What you are asked to do — Pick out each line with the word "method" from the material that follows.

Data shown —
◆ ◆ ◆ ◆ ◆ ◆ ◆

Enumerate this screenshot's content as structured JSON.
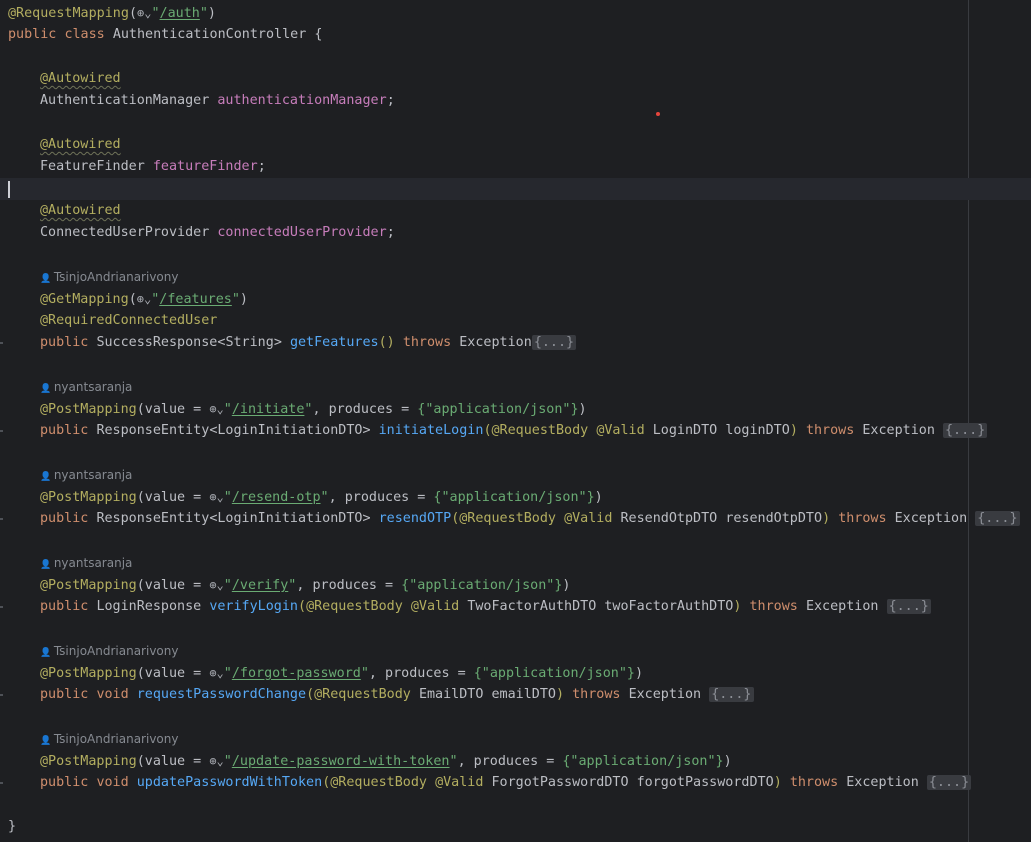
{
  "code": {
    "class_mapping": {
      "annotation": "@RequestMapping",
      "path": "/auth"
    },
    "class_decl": {
      "public": "public",
      "class": "class",
      "name": "AuthenticationController",
      "brace": "{"
    },
    "autowired": "@Autowired",
    "fields": [
      {
        "type": "AuthenticationManager",
        "name": "authenticationManager"
      },
      {
        "type": "FeatureFinder",
        "name": "featureFinder"
      },
      {
        "type": "ConnectedUserProvider",
        "name": "connectedUserProvider"
      }
    ],
    "globe_icon": "globe-icon",
    "authors": [
      "TsinjoAndrianarivony",
      "nyantsaranja",
      "nyantsaranja",
      "nyantsaranja",
      "TsinjoAndrianarivony",
      "TsinjoAndrianarivony"
    ],
    "get_features": {
      "annotation": "@GetMapping",
      "path": "/features",
      "extra_annotation": "@RequiredConnectedUser",
      "public": "public",
      "return_type": "SuccessResponse",
      "generic": "String",
      "method": "getFeatures",
      "params": "()",
      "throws": "throws",
      "exception": "Exception",
      "fold": "{...}"
    },
    "post_common": {
      "annotation": "@PostMapping",
      "value_prefix": "(value = ",
      "produces": ", produces = ",
      "produces_value": "{\"application/json\"}",
      "close": ")",
      "public": "public",
      "void": "void",
      "request_body": "@RequestBody",
      "valid": "@Valid",
      "throws": "throws",
      "exception": "Exception",
      "fold": "{...}"
    },
    "initiate": {
      "path": "/initiate",
      "return_type": "ResponseEntity",
      "generic": "LoginInitiationDTO",
      "method": "initiateLogin",
      "param_type": "LoginDTO",
      "param_name": "loginDTO"
    },
    "resend": {
      "path": "/resend-otp",
      "return_type": "ResponseEntity",
      "generic": "LoginInitiationDTO",
      "method": "resendOTP",
      "param_type": "ResendOtpDTO",
      "param_name": "resendOtpDTO"
    },
    "verify": {
      "path": "/verify",
      "return_type": "LoginResponse",
      "method": "verifyLogin",
      "param_type": "TwoFactorAuthDTO",
      "param_name": "twoFactorAuthDTO"
    },
    "forgot": {
      "path": "/forgot-password",
      "method": "requestPasswordChange",
      "param_type": "EmailDTO",
      "param_name": "emailDTO"
    },
    "update": {
      "path": "/update-password-with-token",
      "method": "updatePasswordWithToken",
      "param_type": "ForgotPasswordDTO",
      "param_name": "forgotPasswordDTO"
    },
    "closing_brace": "}"
  }
}
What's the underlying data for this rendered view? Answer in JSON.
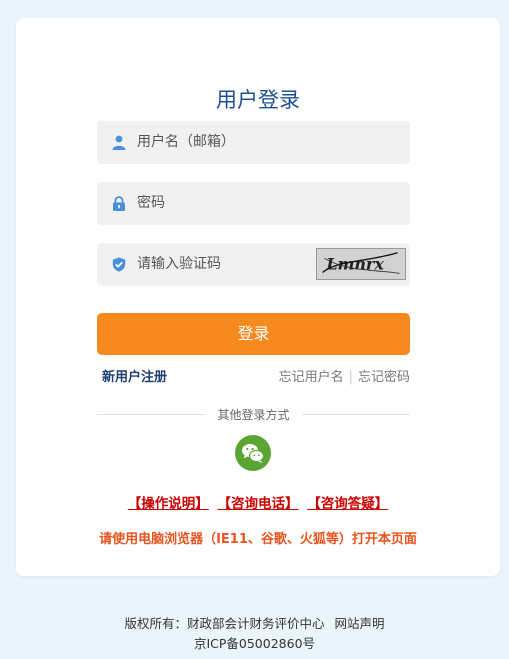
{
  "login": {
    "title": "用户登录",
    "username_placeholder": "用户名（邮箱）",
    "password_placeholder": "密码",
    "captcha_placeholder": "请输入验证码",
    "captcha_text": "Lmnrx",
    "login_button": "登录",
    "register_link": "新用户注册",
    "forgot_username": "忘记用户名",
    "forgot_separator": "|",
    "forgot_password": "忘记密码",
    "other_login": "其他登录方式",
    "link_manual": "【操作说明】",
    "link_phone": "【咨询电话】",
    "link_faq": "【咨询答疑】",
    "browser_notice": "请使用电脑浏览器（IE11、谷歌、火狐等）打开本页面"
  },
  "footer": {
    "copyright": "版权所有：财政部会计财务评价中心",
    "statement": "网站声明",
    "icp": "京ICP备05002860号"
  },
  "colors": {
    "title": "#1c4f93",
    "login_button": "#f68a1f",
    "wechat": "#5ba532",
    "links": "#cc0000",
    "notice": "#e8541f",
    "background": "#eaf4fb"
  }
}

◆ ◆ ◆ ◆ ◆ ◆ ◆

Exercise response —
      "method": "getFeatures",
      "method": "initiateLogin",
      "method": "resendOTP",
      "method": "verifyLogin",
      "method": "requestPasswordChange",
      "method": "updatePasswordWithToken",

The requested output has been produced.